▶ [EXERCISE BRIEF]
Tally every line featuring "Ivana", then give that tally alone.
>> begin
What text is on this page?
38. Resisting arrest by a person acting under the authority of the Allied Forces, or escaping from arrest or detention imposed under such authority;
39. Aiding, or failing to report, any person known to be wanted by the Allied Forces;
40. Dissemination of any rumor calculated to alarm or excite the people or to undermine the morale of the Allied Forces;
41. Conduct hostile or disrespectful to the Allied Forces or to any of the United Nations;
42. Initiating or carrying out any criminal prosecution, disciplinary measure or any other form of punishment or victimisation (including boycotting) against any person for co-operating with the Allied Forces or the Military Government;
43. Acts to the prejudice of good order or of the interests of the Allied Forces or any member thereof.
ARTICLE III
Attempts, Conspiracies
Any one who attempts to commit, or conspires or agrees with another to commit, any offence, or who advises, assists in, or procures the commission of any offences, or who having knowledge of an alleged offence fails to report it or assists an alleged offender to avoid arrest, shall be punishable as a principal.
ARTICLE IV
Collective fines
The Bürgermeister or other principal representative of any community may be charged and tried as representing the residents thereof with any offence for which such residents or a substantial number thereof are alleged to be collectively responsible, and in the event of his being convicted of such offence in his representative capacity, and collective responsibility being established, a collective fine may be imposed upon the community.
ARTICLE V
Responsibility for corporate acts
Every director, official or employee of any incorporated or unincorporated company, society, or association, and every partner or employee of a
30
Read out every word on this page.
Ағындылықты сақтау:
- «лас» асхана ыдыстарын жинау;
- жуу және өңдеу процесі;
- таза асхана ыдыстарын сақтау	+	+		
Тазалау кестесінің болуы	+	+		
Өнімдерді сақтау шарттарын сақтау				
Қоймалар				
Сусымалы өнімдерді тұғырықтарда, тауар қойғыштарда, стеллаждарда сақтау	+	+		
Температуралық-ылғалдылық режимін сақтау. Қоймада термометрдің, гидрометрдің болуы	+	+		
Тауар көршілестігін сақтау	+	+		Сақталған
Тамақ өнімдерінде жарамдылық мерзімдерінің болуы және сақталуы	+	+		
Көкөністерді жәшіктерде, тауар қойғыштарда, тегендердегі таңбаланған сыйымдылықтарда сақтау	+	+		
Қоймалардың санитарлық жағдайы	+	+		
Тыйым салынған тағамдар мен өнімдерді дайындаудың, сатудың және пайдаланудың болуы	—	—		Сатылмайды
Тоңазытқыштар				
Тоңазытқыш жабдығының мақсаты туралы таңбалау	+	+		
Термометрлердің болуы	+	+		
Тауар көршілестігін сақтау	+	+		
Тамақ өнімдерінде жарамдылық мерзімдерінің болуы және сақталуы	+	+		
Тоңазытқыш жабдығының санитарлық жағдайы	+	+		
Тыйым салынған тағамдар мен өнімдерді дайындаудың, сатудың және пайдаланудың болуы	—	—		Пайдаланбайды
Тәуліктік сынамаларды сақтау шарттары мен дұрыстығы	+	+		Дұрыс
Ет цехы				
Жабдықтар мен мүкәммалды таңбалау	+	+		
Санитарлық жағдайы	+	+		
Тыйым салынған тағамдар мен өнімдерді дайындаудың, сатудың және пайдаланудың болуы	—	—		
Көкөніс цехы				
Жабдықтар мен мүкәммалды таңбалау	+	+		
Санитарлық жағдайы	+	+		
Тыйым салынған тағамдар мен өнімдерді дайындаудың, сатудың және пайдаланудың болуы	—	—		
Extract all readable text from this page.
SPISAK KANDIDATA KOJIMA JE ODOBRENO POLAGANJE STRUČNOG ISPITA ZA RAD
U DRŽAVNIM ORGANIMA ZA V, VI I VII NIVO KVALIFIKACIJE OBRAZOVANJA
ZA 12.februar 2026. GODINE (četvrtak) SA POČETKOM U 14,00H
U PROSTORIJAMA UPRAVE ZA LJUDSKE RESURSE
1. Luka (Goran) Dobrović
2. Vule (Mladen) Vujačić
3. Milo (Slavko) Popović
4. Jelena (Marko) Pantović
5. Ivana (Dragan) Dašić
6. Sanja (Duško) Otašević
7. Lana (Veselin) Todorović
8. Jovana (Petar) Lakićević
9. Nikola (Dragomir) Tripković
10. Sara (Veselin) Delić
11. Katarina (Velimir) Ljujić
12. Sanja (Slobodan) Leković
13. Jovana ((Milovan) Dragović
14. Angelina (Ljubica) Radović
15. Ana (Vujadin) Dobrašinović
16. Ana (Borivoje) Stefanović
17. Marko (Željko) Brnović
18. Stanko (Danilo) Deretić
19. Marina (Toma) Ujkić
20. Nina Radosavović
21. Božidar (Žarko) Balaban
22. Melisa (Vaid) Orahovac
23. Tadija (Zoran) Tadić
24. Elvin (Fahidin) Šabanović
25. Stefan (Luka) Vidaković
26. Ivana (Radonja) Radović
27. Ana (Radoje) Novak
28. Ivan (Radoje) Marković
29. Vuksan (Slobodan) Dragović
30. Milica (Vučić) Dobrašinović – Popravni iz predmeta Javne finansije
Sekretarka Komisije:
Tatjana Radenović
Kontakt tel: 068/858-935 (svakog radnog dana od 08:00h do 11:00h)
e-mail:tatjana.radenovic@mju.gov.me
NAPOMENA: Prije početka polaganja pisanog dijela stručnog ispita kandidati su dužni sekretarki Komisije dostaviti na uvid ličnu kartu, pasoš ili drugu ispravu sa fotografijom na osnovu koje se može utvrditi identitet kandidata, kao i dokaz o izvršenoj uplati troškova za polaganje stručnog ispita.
>> end
▶ [EXERCISE RESULT]
2